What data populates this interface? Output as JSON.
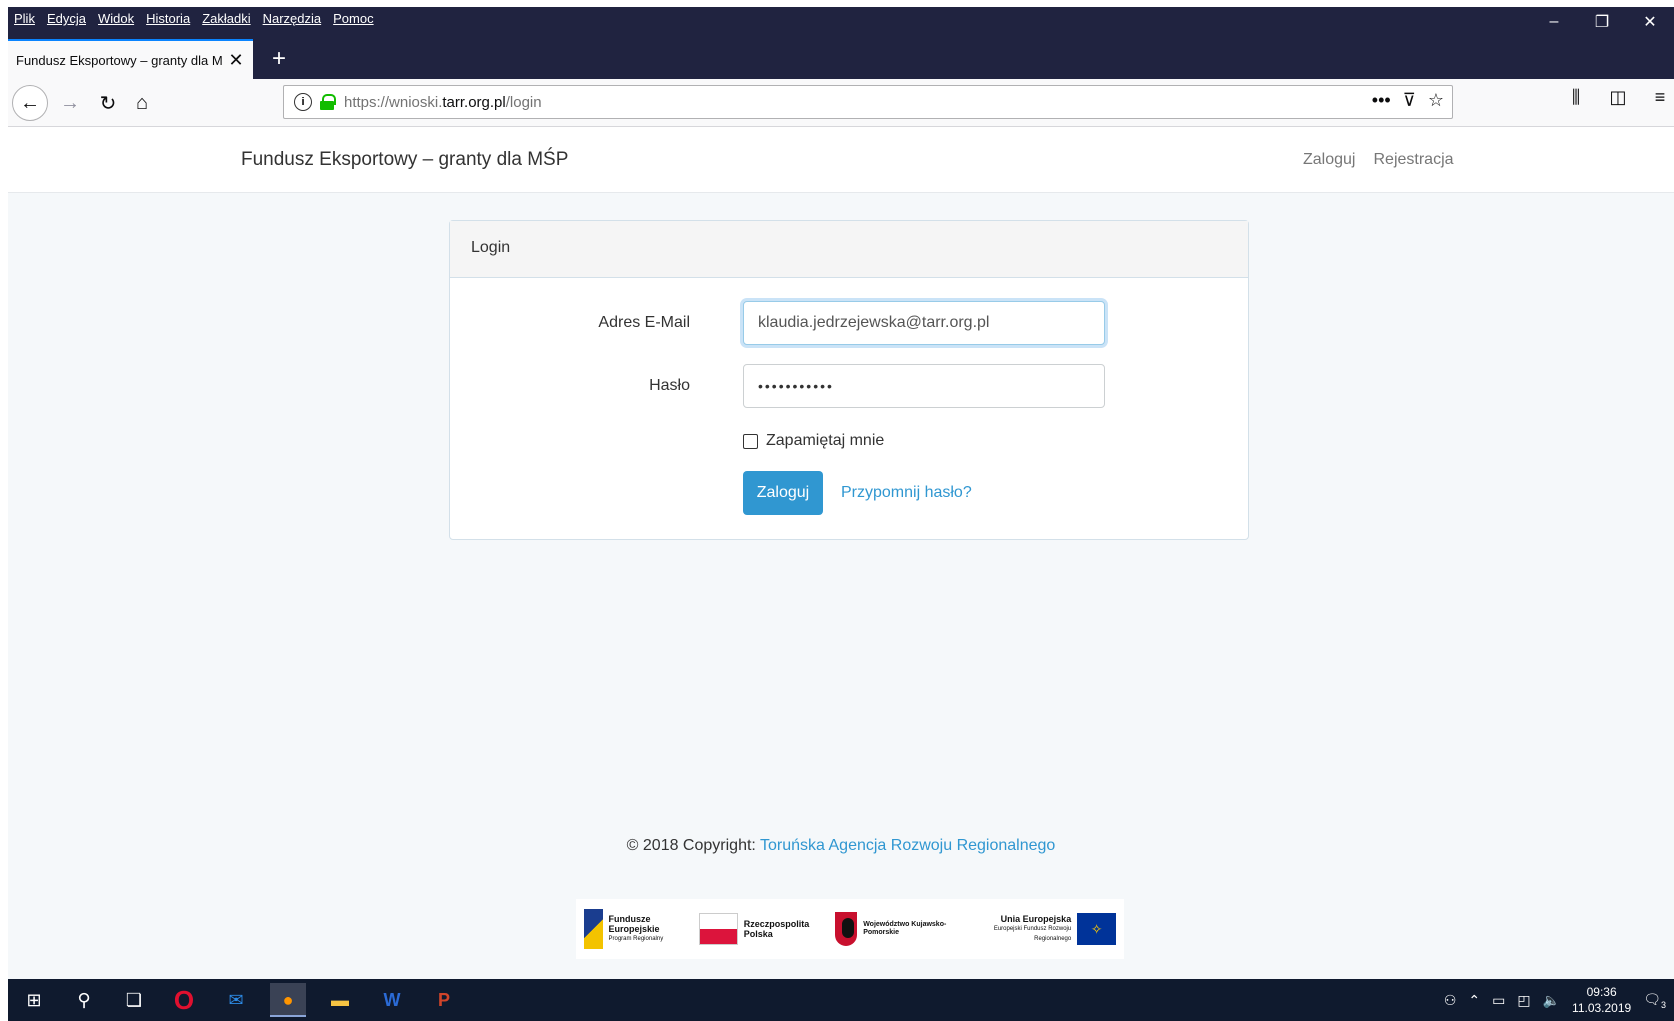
{
  "browser": {
    "menu": [
      "Plik",
      "Edycja",
      "Widok",
      "Historia",
      "Zakładki",
      "Narzędzia",
      "Pomoc"
    ],
    "tab_title": "Fundusz Eksportowy – granty dla M",
    "url_prefix": "https://wnioski.",
    "url_domain": "tarr.org.pl",
    "url_path": "/login"
  },
  "site": {
    "brand": "Fundusz Eksportowy – granty dla MŚP",
    "nav_login": "Zaloguj",
    "nav_register": "Rejestracja"
  },
  "login_card": {
    "header": "Login",
    "email_label": "Adres E-Mail",
    "email_value": "klaudia.jedrzejewska@tarr.org.pl",
    "password_label": "Hasło",
    "password_mask": "•••••••••••",
    "remember_label": "Zapamiętaj mnie",
    "remember_checked": false,
    "submit_label": "Zaloguj",
    "forgot_label": "Przypomnij hasło?"
  },
  "footer": {
    "copyright": "© 2018 Copyright: ",
    "org": "Toruńska Agencja Rozwoju Regionalnego",
    "logos": {
      "fe_title": "Fundusze Europejskie",
      "fe_sub": "Program Regionalny",
      "pl": "Rzeczpospolita Polska",
      "woj": "Województwo Kujawsko-Pomorskie",
      "eu_title": "Unia Europejska",
      "eu_sub": "Europejski Fundusz Rozwoju Regionalnego"
    }
  },
  "taskbar": {
    "time": "09:36",
    "date": "11.03.2019",
    "notifications": "3"
  },
  "colors": {
    "chrome_dark": "#202340",
    "accent": "#3097d1",
    "page_bg": "#f5f8fa"
  }
}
::::::::::
The request
The pictures should not appear in the copy; every other part of the records above must be returned exactly.

Exercise output
What data populates this interface? Output as JSON.
{
  "browser": {
    "menu": [
      "Plik",
      "Edycja",
      "Widok",
      "Historia",
      "Zakładki",
      "Narzędzia",
      "Pomoc"
    ],
    "tab_title": "Fundusz Eksportowy – granty dla M",
    "url_prefix": "https://wnioski.",
    "url_domain": "tarr.org.pl",
    "url_path": "/login"
  },
  "site": {
    "brand": "Fundusz Eksportowy – granty dla MŚP",
    "nav_login": "Zaloguj",
    "nav_register": "Rejestracja"
  },
  "login_card": {
    "header": "Login",
    "email_label": "Adres E-Mail",
    "email_value": "klaudia.jedrzejewska@tarr.org.pl",
    "password_label": "Hasło",
    "password_mask": "•••••••••••",
    "remember_label": "Zapamiętaj mnie",
    "remember_checked": false,
    "submit_label": "Zaloguj",
    "forgot_label": "Przypomnij hasło?"
  },
  "footer": {
    "copyright": "© 2018 Copyright: ",
    "org": "Toruńska Agencja Rozwoju Regionalnego",
    "logos": {
      "fe_title": "Fundusze Europejskie",
      "fe_sub": "Program Regionalny",
      "pl": "Rzeczpospolita Polska",
      "woj": "Województwo Kujawsko-Pomorskie",
      "eu_title": "Unia Europejska",
      "eu_sub": "Europejski Fundusz Rozwoju Regionalnego"
    }
  },
  "taskbar": {
    "time": "09:36",
    "date": "11.03.2019",
    "notifications": "3"
  },
  "colors": {
    "chrome_dark": "#202340",
    "accent": "#3097d1",
    "page_bg": "#f5f8fa"
  }
}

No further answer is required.